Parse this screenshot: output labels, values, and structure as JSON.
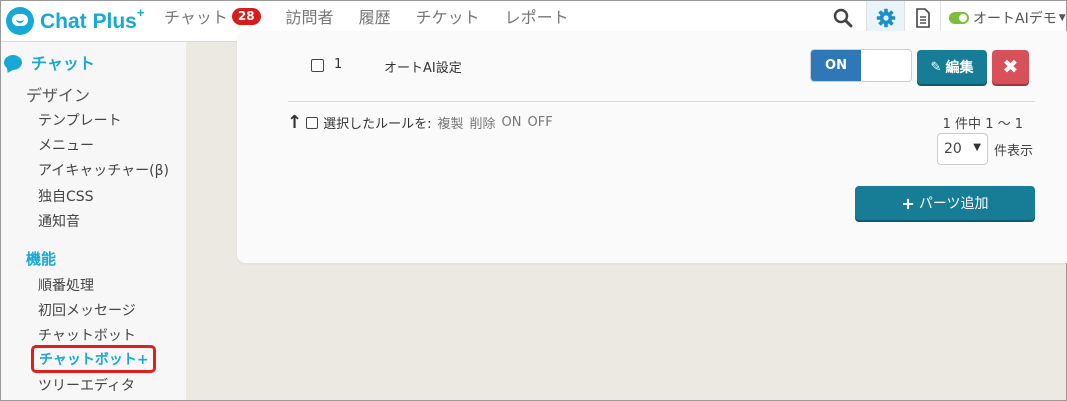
{
  "app": {
    "brand": "Chat Plus",
    "brand_sup": "+",
    "accent_color": "#17a9d6"
  },
  "nav": {
    "chat": "チャット",
    "chat_badge": "28",
    "visitors": "訪問者",
    "history": "履歴",
    "tickets": "チケット",
    "reports": "レポート"
  },
  "toolbar": {
    "icons": [
      "search-icon",
      "gear-icon",
      "document-icon"
    ],
    "status_label": "オートAIデモ"
  },
  "sidebar": {
    "header": "チャット",
    "design_category": "デザイン",
    "design_items": [
      "テンプレート",
      "メニュー",
      "アイキャッチャー(β)",
      "独自CSS",
      "通知音"
    ],
    "feature_category": "機能",
    "feature_items": [
      "順番処理",
      "初回メッセージ",
      "チャットボット",
      "チャットボット+",
      "ツリーエディタ"
    ]
  },
  "rule_row": {
    "number": "1",
    "name": "オートAI設定",
    "toggle": "ON",
    "edit_label": "編集",
    "delete_label": "✖"
  },
  "bulk": {
    "label": "選択したルールを:",
    "duplicate": "複製",
    "delete": "削除",
    "on": "ON",
    "off": "OFF"
  },
  "pagination": {
    "count_text": "1 件中 1 ～ 1",
    "per_page_value": "20",
    "per_page_suffix": "件表示"
  },
  "add_parts_label": "パーツ追加"
}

....................

• _WHAT IS ASKED_
Repeat the listing verbatim. Skip the pictures.

• _TASK RESULT_
Parse this screenshot: output labels, values, and structure as JSON.
{
  "app": {
    "brand": "Chat Plus",
    "brand_sup": "+",
    "accent_color": "#17a9d6"
  },
  "nav": {
    "chat": "チャット",
    "chat_badge": "28",
    "visitors": "訪問者",
    "history": "履歴",
    "tickets": "チケット",
    "reports": "レポート"
  },
  "toolbar": {
    "icons": [
      "search-icon",
      "gear-icon",
      "document-icon"
    ],
    "status_label": "オートAIデモ"
  },
  "sidebar": {
    "header": "チャット",
    "design_category": "デザイン",
    "design_items": [
      "テンプレート",
      "メニュー",
      "アイキャッチャー(β)",
      "独自CSS",
      "通知音"
    ],
    "feature_category": "機能",
    "feature_items": [
      "順番処理",
      "初回メッセージ",
      "チャットボット",
      "チャットボット+",
      "ツリーエディタ"
    ]
  },
  "rule_row": {
    "number": "1",
    "name": "オートAI設定",
    "toggle": "ON",
    "edit_label": "編集",
    "delete_label": "✖"
  },
  "bulk": {
    "label": "選択したルールを:",
    "duplicate": "複製",
    "delete": "削除",
    "on": "ON",
    "off": "OFF"
  },
  "pagination": {
    "count_text": "1 件中 1 ～ 1",
    "per_page_value": "20",
    "per_page_suffix": "件表示"
  },
  "add_parts_label": "パーツ追加"
}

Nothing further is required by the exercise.